▶ **Set problem**: Any pictures in the records below should be skipped; write out everything else exactly.

(Dataset items)
----

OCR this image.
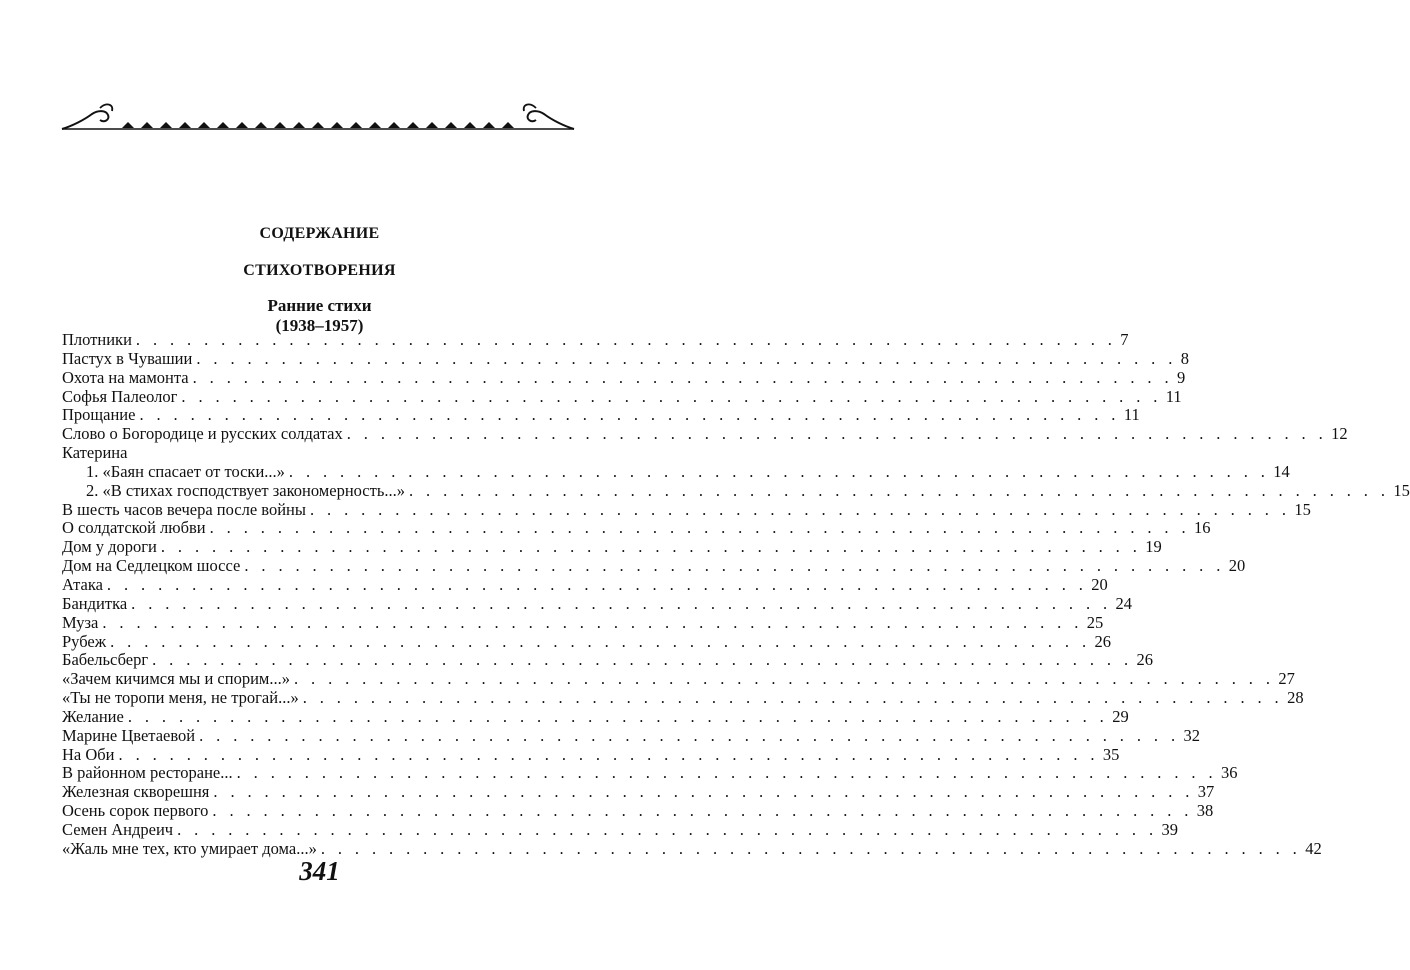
СОДЕРЖАНИЕ
СТИХОТВОРЕНИЯ
Ранние стихи
(1938–1957)
Плотники . . . . . . . . . . . . . . . . . . . . . . . . . . . . . . . . . . . . . . . . . . . . . . . . . . . . . . . . . . 7
Пастух в Чувашии . . . . . . . . . . . . . . . . . . . . . . . . . . . . . . . . . . . . . . . . . . . . . . . . . . . . . . . . . . 8
Охота на мамонта . . . . . . . . . . . . . . . . . . . . . . . . . . . . . . . . . . . . . . . . . . . . . . . . . . . . . . . . . . 9
Софья Палеолог . . . . . . . . . . . . . . . . . . . . . . . . . . . . . . . . . . . . . . . . . . . . . . . . . . . . . . . . . . 11
Прощание . . . . . . . . . . . . . . . . . . . . . . . . . . . . . . . . . . . . . . . . . . . . . . . . . . . . . . . . . . 11
Слово о Богородице и русских солдатах . . . . . . . . . . . . . . . . . . . . . . . . . . . . . . . . . . . . . . . . . . . . . . . . . . . . . . . . . . 12
Катерина
1. «Баян спасает от тоски...» . . . . . . . . . . . . . . . . . . . . . . . . . . . . . . . . . . . . . . . . . . . . . . . . . . . . . . . . . . 14
2. «В стихах господствует закономерность...» . . . . . . . . . . . . . . . . . . . . . . . . . . . . . . . . . . . . . . . . . . . . . . . . . . . . . . . . . . 15
В шесть часов вечера после войны . . . . . . . . . . . . . . . . . . . . . . . . . . . . . . . . . . . . . . . . . . . . . . . . . . . . . . . . . . 15
О солдатской любви . . . . . . . . . . . . . . . . . . . . . . . . . . . . . . . . . . . . . . . . . . . . . . . . . . . . . . . . . . 16
Дом у дороги . . . . . . . . . . . . . . . . . . . . . . . . . . . . . . . . . . . . . . . . . . . . . . . . . . . . . . . . . . 19
Дом на Седлецком шоссе . . . . . . . . . . . . . . . . . . . . . . . . . . . . . . . . . . . . . . . . . . . . . . . . . . . . . . . . . . 20
Атака . . . . . . . . . . . . . . . . . . . . . . . . . . . . . . . . . . . . . . . . . . . . . . . . . . . . . . . . . . 20
Бандитка . . . . . . . . . . . . . . . . . . . . . . . . . . . . . . . . . . . . . . . . . . . . . . . . . . . . . . . . . . 24
Муза . . . . . . . . . . . . . . . . . . . . . . . . . . . . . . . . . . . . . . . . . . . . . . . . . . . . . . . . . . 25
Рубеж . . . . . . . . . . . . . . . . . . . . . . . . . . . . . . . . . . . . . . . . . . . . . . . . . . . . . . . . . . 26
Бабельсберг . . . . . . . . . . . . . . . . . . . . . . . . . . . . . . . . . . . . . . . . . . . . . . . . . . . . . . . . . . 26
«Зачем кичимся мы и спорим...» . . . . . . . . . . . . . . . . . . . . . . . . . . . . . . . . . . . . . . . . . . . . . . . . . . . . . . . . . . 27
«Ты не торопи меня, не трогай...» . . . . . . . . . . . . . . . . . . . . . . . . . . . . . . . . . . . . . . . . . . . . . . . . . . . . . . . . . . 28
Желание . . . . . . . . . . . . . . . . . . . . . . . . . . . . . . . . . . . . . . . . . . . . . . . . . . . . . . . . . . 29
Марине Цветаевой . . . . . . . . . . . . . . . . . . . . . . . . . . . . . . . . . . . . . . . . . . . . . . . . . . . . . . . . . . 32
На Оби . . . . . . . . . . . . . . . . . . . . . . . . . . . . . . . . . . . . . . . . . . . . . . . . . . . . . . . . . . 35
В районном ресторане... . . . . . . . . . . . . . . . . . . . . . . . . . . . . . . . . . . . . . . . . . . . . . . . . . . . . . . . . . . 36
Железная скворешня . . . . . . . . . . . . . . . . . . . . . . . . . . . . . . . . . . . . . . . . . . . . . . . . . . . . . . . . . . 37
Осень сорок первого . . . . . . . . . . . . . . . . . . . . . . . . . . . . . . . . . . . . . . . . . . . . . . . . . . . . . . . . . . 38
Семен Андреич . . . . . . . . . . . . . . . . . . . . . . . . . . . . . . . . . . . . . . . . . . . . . . . . . . . . . . . . . . 39
«Жаль мне тех, кто умирает дома...» . . . . . . . . . . . . . . . . . . . . . . . . . . . . . . . . . . . . . . . . . . . . . . . . . . . . . . . . . . 42
341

----

▶ **Answer to this exercise**:
OCR this image.
СОДЕРЖАНИЕ
СТИХОТВОРЕНИЯ
Ранние стихи
(1938–1957)
Плотники . . . . . . . . . . . . . . . . . . . . . . . . . . . . . . . . . . . . . . . . . . . . . . . . . . . . . . . . . . 7
Пастух в Чувашии . . . . . . . . . . . . . . . . . . . . . . . . . . . . . . . . . . . . . . . . . . . . . . . . . . . . . . . . . . 8
Охота на мамонта . . . . . . . . . . . . . . . . . . . . . . . . . . . . . . . . . . . . . . . . . . . . . . . . . . . . . . . . . . 9
Софья Палеолог . . . . . . . . . . . . . . . . . . . . . . . . . . . . . . . . . . . . . . . . . . . . . . . . . . . . . . . . . . 11
Прощание . . . . . . . . . . . . . . . . . . . . . . . . . . . . . . . . . . . . . . . . . . . . . . . . . . . . . . . . . . 11
Слово о Богородице и русских солдатах . . . . . . . . . . . . . . . . . . . . . . . . . . . . . . . . . . . . . . . . . . . . . . . . . . . . . . . . . . 12
Катерина
1. «Баян спасает от тоски...» . . . . . . . . . . . . . . . . . . . . . . . . . . . . . . . . . . . . . . . . . . . . . . . . . . . . . . . . . . 14
2. «В стихах господствует закономерность...» . . . . . . . . . . . . . . . . . . . . . . . . . . . . . . . . . . . . . . . . . . . . . . . . . . . . . . . . . . 15
В шесть часов вечера после войны . . . . . . . . . . . . . . . . . . . . . . . . . . . . . . . . . . . . . . . . . . . . . . . . . . . . . . . . . . 15
О солдатской любви . . . . . . . . . . . . . . . . . . . . . . . . . . . . . . . . . . . . . . . . . . . . . . . . . . . . . . . . . . 16
Дом у дороги . . . . . . . . . . . . . . . . . . . . . . . . . . . . . . . . . . . . . . . . . . . . . . . . . . . . . . . . . . 19
Дом на Седлецком шоссе . . . . . . . . . . . . . . . . . . . . . . . . . . . . . . . . . . . . . . . . . . . . . . . . . . . . . . . . . . 20
Атака . . . . . . . . . . . . . . . . . . . . . . . . . . . . . . . . . . . . . . . . . . . . . . . . . . . . . . . . . . 20
Бандитка . . . . . . . . . . . . . . . . . . . . . . . . . . . . . . . . . . . . . . . . . . . . . . . . . . . . . . . . . . 24
Муза . . . . . . . . . . . . . . . . . . . . . . . . . . . . . . . . . . . . . . . . . . . . . . . . . . . . . . . . . . 25
Рубеж . . . . . . . . . . . . . . . . . . . . . . . . . . . . . . . . . . . . . . . . . . . . . . . . . . . . . . . . . . 26
Бабельсберг . . . . . . . . . . . . . . . . . . . . . . . . . . . . . . . . . . . . . . . . . . . . . . . . . . . . . . . . . . 26
«Зачем кичимся мы и спорим...» . . . . . . . . . . . . . . . . . . . . . . . . . . . . . . . . . . . . . . . . . . . . . . . . . . . . . . . . . . 27
«Ты не торопи меня, не трогай...» . . . . . . . . . . . . . . . . . . . . . . . . . . . . . . . . . . . . . . . . . . . . . . . . . . . . . . . . . . 28
Желание . . . . . . . . . . . . . . . . . . . . . . . . . . . . . . . . . . . . . . . . . . . . . . . . . . . . . . . . . . 29
Марине Цветаевой . . . . . . . . . . . . . . . . . . . . . . . . . . . . . . . . . . . . . . . . . . . . . . . . . . . . . . . . . . 32
На Оби . . . . . . . . . . . . . . . . . . . . . . . . . . . . . . . . . . . . . . . . . . . . . . . . . . . . . . . . . . 35
В районном ресторане... . . . . . . . . . . . . . . . . . . . . . . . . . . . . . . . . . . . . . . . . . . . . . . . . . . . . . . . . . . 36
Железная скворешня . . . . . . . . . . . . . . . . . . . . . . . . . . . . . . . . . . . . . . . . . . . . . . . . . . . . . . . . . . 37
Осень сорок первого . . . . . . . . . . . . . . . . . . . . . . . . . . . . . . . . . . . . . . . . . . . . . . . . . . . . . . . . . . 38
Семен Андреич . . . . . . . . . . . . . . . . . . . . . . . . . . . . . . . . . . . . . . . . . . . . . . . . . . . . . . . . . . 39
«Жаль мне тех, кто умирает дома...» . . . . . . . . . . . . . . . . . . . . . . . . . . . . . . . . . . . . . . . . . . . . . . . . . . . . . . . . . . 42
341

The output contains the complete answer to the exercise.